▶ [Stated task]
Pick every line with "often" from the material below.

* START *

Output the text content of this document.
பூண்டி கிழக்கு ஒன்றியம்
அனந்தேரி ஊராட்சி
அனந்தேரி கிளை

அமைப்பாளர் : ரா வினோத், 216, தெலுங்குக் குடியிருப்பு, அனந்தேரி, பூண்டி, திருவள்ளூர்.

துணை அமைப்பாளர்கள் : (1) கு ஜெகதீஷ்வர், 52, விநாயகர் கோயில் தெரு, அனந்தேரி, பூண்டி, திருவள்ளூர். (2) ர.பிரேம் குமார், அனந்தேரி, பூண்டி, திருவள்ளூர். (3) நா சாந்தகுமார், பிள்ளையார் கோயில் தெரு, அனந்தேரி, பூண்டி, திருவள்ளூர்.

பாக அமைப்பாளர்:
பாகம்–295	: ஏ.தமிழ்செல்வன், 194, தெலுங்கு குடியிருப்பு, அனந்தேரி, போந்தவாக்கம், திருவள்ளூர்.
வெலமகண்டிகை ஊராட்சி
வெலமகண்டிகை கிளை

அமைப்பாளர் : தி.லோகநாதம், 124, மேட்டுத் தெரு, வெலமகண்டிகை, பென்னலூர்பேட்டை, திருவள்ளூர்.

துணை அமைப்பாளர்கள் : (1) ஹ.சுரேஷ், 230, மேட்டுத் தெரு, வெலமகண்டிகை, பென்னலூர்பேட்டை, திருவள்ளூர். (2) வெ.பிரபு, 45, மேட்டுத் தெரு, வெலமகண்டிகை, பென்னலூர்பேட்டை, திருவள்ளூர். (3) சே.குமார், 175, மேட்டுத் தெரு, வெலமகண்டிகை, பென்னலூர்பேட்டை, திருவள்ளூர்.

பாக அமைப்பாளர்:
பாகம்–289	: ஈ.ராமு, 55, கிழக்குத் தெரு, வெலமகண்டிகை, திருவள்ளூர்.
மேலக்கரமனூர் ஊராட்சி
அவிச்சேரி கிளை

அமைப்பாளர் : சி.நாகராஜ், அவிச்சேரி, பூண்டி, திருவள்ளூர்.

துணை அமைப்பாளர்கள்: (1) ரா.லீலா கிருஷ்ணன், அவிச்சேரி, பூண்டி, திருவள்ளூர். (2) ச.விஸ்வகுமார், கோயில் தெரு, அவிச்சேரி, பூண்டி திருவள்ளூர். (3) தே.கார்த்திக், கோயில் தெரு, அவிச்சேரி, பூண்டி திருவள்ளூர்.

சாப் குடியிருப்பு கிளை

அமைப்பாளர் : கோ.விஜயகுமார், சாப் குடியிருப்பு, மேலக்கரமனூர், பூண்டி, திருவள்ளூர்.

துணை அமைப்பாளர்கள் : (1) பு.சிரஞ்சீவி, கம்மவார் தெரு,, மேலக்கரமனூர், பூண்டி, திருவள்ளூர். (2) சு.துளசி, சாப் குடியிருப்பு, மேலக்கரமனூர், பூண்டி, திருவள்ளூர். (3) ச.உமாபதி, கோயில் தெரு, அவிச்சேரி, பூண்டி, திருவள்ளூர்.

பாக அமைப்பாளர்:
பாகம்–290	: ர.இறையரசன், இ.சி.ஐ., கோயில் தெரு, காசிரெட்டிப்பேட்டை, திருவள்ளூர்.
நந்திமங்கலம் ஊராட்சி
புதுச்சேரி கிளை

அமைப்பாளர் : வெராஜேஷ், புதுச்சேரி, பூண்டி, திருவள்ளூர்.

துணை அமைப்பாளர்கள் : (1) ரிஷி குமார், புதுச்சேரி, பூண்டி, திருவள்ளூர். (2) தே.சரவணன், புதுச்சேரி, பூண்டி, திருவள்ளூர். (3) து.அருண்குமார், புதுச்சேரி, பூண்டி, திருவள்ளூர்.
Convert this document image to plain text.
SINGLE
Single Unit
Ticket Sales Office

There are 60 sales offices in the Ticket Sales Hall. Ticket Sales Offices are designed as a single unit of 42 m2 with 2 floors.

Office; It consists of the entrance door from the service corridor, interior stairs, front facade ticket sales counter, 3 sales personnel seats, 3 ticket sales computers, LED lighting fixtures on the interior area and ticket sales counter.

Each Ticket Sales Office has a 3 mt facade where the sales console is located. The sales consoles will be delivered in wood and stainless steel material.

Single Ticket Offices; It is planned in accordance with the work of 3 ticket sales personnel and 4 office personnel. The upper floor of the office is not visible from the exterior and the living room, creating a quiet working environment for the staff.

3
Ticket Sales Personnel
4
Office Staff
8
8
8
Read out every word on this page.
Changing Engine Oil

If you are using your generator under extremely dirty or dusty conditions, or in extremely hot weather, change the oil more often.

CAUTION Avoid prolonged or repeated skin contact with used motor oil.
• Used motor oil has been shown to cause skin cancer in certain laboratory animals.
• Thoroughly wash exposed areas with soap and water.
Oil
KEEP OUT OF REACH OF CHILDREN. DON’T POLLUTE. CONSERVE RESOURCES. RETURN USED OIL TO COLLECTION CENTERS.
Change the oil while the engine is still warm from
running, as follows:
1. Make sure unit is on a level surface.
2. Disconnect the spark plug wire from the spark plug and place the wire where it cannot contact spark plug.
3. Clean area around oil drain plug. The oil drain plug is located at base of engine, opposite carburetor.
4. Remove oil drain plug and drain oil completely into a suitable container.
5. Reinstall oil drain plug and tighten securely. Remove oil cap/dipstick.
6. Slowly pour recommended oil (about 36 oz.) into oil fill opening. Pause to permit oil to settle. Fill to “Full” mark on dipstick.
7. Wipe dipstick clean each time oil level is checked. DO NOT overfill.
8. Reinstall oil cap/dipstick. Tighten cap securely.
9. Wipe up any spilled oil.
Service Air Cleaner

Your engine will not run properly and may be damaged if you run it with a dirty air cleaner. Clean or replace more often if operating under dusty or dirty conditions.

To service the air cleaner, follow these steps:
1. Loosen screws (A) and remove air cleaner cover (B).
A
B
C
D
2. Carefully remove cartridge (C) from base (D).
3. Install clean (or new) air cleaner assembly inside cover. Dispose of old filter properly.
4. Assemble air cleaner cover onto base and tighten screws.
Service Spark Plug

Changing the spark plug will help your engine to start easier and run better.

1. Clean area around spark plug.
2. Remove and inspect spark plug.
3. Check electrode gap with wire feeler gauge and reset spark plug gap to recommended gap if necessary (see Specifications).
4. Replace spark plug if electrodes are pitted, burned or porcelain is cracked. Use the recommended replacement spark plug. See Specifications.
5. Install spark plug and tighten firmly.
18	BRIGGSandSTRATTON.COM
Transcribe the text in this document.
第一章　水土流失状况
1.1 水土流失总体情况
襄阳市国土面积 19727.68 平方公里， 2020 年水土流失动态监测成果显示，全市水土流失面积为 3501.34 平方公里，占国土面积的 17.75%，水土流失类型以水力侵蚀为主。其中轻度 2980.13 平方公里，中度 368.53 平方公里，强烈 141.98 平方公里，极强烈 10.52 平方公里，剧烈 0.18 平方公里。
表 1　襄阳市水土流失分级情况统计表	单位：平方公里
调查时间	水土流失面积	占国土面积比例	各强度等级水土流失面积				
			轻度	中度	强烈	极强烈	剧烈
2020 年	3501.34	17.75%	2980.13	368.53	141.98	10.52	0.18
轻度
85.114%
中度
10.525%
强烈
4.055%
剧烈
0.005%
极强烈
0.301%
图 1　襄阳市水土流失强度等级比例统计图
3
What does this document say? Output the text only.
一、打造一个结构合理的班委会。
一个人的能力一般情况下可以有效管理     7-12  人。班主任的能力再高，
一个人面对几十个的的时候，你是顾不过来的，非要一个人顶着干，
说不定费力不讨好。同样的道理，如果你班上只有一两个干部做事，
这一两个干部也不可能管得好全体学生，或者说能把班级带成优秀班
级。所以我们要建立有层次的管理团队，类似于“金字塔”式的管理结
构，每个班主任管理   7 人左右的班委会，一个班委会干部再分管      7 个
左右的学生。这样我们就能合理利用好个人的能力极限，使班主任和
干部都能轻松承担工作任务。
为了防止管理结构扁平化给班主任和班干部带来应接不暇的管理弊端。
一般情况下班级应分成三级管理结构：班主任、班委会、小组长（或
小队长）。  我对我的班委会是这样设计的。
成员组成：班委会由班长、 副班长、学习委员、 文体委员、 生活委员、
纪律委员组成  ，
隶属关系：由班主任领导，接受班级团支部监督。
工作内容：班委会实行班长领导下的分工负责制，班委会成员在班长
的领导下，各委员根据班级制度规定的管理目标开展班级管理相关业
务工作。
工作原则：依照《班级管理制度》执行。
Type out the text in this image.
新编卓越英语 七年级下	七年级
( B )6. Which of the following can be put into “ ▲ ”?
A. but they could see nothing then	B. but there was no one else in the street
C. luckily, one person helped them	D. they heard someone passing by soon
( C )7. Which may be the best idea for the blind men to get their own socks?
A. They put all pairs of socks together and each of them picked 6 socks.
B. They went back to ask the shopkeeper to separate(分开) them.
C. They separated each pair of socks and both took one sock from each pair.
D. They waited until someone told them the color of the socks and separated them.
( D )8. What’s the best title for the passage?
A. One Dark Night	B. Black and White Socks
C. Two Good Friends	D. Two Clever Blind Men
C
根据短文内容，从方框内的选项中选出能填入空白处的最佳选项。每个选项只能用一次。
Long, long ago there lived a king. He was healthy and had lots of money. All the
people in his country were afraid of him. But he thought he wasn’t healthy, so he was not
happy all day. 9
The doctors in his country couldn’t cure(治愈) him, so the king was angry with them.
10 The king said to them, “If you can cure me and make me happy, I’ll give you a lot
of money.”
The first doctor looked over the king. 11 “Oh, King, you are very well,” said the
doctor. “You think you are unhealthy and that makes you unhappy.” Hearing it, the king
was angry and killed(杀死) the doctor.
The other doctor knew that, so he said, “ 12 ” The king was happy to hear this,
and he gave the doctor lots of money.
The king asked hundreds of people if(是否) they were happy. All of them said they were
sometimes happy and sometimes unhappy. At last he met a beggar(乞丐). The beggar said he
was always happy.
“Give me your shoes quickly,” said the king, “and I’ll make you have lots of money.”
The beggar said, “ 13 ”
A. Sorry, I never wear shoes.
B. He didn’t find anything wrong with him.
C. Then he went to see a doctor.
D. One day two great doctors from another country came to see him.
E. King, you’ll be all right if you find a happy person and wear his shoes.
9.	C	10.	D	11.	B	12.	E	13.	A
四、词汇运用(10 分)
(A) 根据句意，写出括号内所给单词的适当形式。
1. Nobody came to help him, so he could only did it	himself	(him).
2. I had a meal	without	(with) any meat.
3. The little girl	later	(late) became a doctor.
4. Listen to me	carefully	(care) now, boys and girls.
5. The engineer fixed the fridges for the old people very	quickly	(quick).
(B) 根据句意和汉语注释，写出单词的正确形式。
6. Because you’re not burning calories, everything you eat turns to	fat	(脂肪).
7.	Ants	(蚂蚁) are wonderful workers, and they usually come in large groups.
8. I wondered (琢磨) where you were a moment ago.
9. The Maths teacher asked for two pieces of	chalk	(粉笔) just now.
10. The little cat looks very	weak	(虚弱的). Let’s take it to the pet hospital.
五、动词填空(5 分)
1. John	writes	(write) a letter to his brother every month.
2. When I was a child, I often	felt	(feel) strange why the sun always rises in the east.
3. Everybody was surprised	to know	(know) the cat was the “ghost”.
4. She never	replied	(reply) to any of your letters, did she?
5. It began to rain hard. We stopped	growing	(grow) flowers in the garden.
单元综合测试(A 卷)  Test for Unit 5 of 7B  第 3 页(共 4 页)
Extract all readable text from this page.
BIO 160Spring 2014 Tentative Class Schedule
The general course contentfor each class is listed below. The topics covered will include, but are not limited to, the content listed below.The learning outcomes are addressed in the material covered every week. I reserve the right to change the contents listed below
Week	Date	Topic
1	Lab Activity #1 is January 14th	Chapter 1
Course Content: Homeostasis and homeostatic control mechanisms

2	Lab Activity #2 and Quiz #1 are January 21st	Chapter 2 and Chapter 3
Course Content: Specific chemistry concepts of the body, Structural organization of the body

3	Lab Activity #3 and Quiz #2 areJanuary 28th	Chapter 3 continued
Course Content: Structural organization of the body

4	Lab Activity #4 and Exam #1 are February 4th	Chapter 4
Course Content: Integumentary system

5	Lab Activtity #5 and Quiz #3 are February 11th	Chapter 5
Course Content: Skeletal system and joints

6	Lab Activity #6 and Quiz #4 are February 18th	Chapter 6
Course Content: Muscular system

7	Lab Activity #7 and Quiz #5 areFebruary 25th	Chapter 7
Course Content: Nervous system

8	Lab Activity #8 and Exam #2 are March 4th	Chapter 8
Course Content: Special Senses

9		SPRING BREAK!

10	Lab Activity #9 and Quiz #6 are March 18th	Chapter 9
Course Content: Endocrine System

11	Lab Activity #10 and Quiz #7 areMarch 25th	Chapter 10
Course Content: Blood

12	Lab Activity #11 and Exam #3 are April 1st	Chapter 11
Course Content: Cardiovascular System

* END *

▶ [Complete answer]
If you are using your generator under extremely dirty or dusty conditions, or in extremely hot weather, change the oil more often.
Your engine will not run properly and may be damaged if you run it with a dirty air cleaner. Clean or replace more often if operating under dusty or dirty conditions.
2. When I was a child, I often	felt	(feel) strange why the sun always rises in the east.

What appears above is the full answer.